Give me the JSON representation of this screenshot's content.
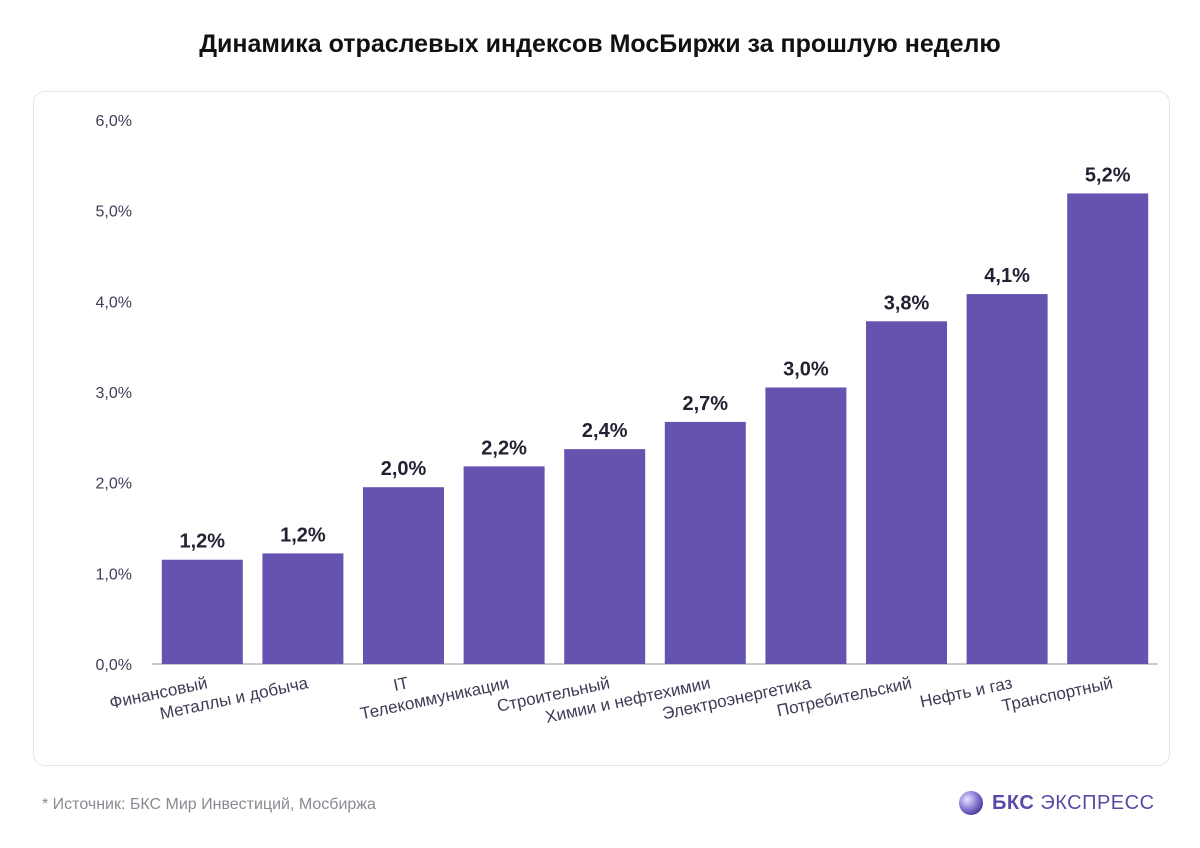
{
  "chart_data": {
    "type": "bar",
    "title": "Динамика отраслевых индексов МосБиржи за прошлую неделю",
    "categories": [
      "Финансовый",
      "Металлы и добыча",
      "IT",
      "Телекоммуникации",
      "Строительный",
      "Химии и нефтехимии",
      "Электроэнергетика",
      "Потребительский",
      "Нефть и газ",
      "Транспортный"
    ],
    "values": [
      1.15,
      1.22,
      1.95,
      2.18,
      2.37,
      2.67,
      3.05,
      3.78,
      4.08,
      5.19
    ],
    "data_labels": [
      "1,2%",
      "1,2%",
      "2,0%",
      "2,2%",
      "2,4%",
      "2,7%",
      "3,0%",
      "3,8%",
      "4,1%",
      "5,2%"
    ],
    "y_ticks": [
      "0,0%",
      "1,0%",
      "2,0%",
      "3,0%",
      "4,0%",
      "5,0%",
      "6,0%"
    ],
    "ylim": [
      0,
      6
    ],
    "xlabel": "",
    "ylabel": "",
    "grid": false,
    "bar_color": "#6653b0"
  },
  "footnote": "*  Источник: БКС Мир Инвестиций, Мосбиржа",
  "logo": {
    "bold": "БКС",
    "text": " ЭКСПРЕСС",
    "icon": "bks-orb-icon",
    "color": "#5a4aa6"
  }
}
* * *
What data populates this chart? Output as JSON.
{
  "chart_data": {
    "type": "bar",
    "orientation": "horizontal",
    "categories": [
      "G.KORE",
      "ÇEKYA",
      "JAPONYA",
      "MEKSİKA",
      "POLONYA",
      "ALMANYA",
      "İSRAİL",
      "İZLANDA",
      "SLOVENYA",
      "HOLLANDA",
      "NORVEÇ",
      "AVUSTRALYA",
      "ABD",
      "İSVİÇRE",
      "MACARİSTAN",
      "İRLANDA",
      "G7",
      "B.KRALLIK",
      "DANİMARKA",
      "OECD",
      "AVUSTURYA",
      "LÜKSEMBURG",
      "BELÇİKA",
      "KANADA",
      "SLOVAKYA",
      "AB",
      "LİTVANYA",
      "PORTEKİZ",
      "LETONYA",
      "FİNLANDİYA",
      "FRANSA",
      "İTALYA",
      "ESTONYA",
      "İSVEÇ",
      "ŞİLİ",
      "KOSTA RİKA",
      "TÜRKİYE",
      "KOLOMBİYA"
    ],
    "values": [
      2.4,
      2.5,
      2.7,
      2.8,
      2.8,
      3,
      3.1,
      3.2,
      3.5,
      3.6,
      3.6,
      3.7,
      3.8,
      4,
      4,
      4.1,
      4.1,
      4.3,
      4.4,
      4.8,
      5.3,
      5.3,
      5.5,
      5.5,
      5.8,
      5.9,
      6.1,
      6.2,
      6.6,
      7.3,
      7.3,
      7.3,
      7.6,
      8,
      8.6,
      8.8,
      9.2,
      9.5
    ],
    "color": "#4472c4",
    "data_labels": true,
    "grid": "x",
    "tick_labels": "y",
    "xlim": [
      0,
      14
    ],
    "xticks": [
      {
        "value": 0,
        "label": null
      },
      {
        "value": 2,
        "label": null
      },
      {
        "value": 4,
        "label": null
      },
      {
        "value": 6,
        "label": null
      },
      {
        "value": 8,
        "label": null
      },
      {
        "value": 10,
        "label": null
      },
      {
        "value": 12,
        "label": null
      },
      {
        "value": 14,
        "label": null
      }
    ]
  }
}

**Task instructions:**
Consider the entries above and return each line with the string "this".

**Exercise solution:**
Give me the JSON representation of this screenshot's content.
What data populates this chart? Output as JSON.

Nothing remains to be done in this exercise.